## START Recorded information

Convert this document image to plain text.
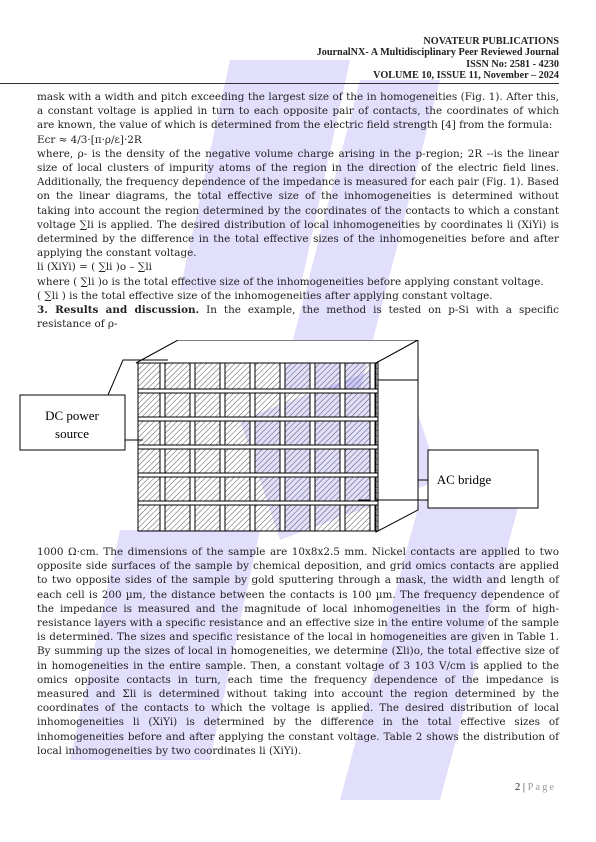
NOVATEUR PUBLICATIONS
JournalNX- A Multidisciplinary Peer Reviewed Journal
ISSN No: 2581 - 4230
VOLUME 10, ISSUE 11, November – 2024

mask with a width and pitch exceeding the largest size of the in homogeneities (Fig. 1). After this, a constant voltage is applied in turn to each opposite pair of contacts, the coordinates of which are known, the value of which is determined from the electric field strength [4] from the formula:

Ecr ≈ 4/3·[π·ρ/ε]·2R

where, ρ- is the density of the negative volume charge arising in the p-region; 2R --is the linear size of local clusters of impurity atoms of the region in the direction of the electric field lines. Additionally, the frequency dependence of the impedance is measured for each pair (Fig. 1). Based on the linear diagrams, the total effective size of the inhomogeneities is determined without taking into account the region determined by the coordinates of the contacts to which a constant voltage ∑li is applied. The desired distribution of local inhomogeneities by coordinates li (XiYi) is determined by the difference in the total effective sizes of the inhomogeneities before and after applying the constant voltage.

li (XiYi) = ( ∑li )o – ∑li

where ( ∑li )o is the total effective size of the inhomogeneities before applying constant voltage.

( ∑li ) is the total effective size of the inhomogeneities after applying constant voltage.

3. Results and discussion. In the example, the method is tested on p-Si with a specific resistance of ρ-

DC power
source
AC bridge

1000 Ω·cm. The dimensions of the sample are 10x8x2.5 mm. Nickel contacts are applied to two opposite side surfaces of the sample by chemical deposition, and grid omics contacts are applied to two opposite sides of the sample by gold sputtering through a mask, the width and length of each cell is 200 µm, the distance between the contacts is 100 µm. The frequency dependence of the impedance is measured and the magnitude of local inhomogeneities in the form of high-resistance layers with a specific resistance and an effective size in the entire volume of the sample is determined. The sizes and specific resistance of the local in homogeneities are given in Table 1. By summing up the sizes of local in homogeneities, we determine (Σli)o, the total effective size of in homogeneities in the entire sample. Then, a constant voltage of 3 103 V/cm is applied to the omics opposite contacts in turn, each time the frequency dependence of the impedance is measured and Σli is determined without taking into account the region determined by the coordinates of the contacts to which the voltage is applied. The desired distribution of local inhomogeneities li (XiYi) is determined by the difference in the total effective sizes of inhomogeneities before and after applying the constant voltage. Table 2 shows the distribution of local inhomogeneities by two coordinates li (XiYi).

2 | Page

## END Recorded information

What is needed: Please set down each line of the data above exactly as written, without the pictures.

Answer to this problem:
Convert this document image to plain text.
NOVATEUR PUBLICATIONS
JournalNX- A Multidisciplinary Peer Reviewed Journal
ISSN No: 2581 - 4230
VOLUME 10, ISSUE 11, November – 2024

mask with a width and pitch exceeding the largest size of the in homogeneities (Fig. 1). After this, a constant voltage is applied in turn to each opposite pair of contacts, the coordinates of which are known, the value of which is determined from the electric field strength [4] from the formula:

Ecr ≈ 4/3·[π·ρ/ε]·2R

where, ρ- is the density of the negative volume charge arising in the p-region; 2R --is the linear size of local clusters of impurity atoms of the region in the direction of the electric field lines. Additionally, the frequency dependence of the impedance is measured for each pair (Fig. 1). Based on the linear diagrams, the total effective size of the inhomogeneities is determined without taking into account the region determined by the coordinates of the contacts to which a constant voltage ∑li is applied. The desired distribution of local inhomogeneities by coordinates li (XiYi) is determined by the difference in the total effective sizes of the inhomogeneities before and after applying the constant voltage.

li (XiYi) = ( ∑li )o – ∑li

where ( ∑li )o is the total effective size of the inhomogeneities before applying constant voltage.

( ∑li ) is the total effective size of the inhomogeneities after applying constant voltage.

3. Results and discussion. In the example, the method is tested on p-Si with a specific resistance of ρ-

DC power
source
AC bridge

1000 Ω·cm. The dimensions of the sample are 10x8x2.5 mm. Nickel contacts are applied to two opposite side surfaces of the sample by chemical deposition, and grid omics contacts are applied to two opposite sides of the sample by gold sputtering through a mask, the width and length of each cell is 200 µm, the distance between the contacts is 100 µm. The frequency dependence of the impedance is measured and the magnitude of local inhomogeneities in the form of high-resistance layers with a specific resistance and an effective size in the entire volume of the sample is determined. The sizes and specific resistance of the local in homogeneities are given in Table 1. By summing up the sizes of local in homogeneities, we determine (Σli)o, the total effective size of in homogeneities in the entire sample. Then, a constant voltage of 3 103 V/cm is applied to the omics opposite contacts in turn, each time the frequency dependence of the impedance is measured and Σli is determined without taking into account the region determined by the coordinates of the contacts to which the voltage is applied. The desired distribution of local inhomogeneities li (XiYi) is determined by the difference in the total effective sizes of inhomogeneities before and after applying the constant voltage. Table 2 shows the distribution of local inhomogeneities by two coordinates li (XiYi).

2 | Page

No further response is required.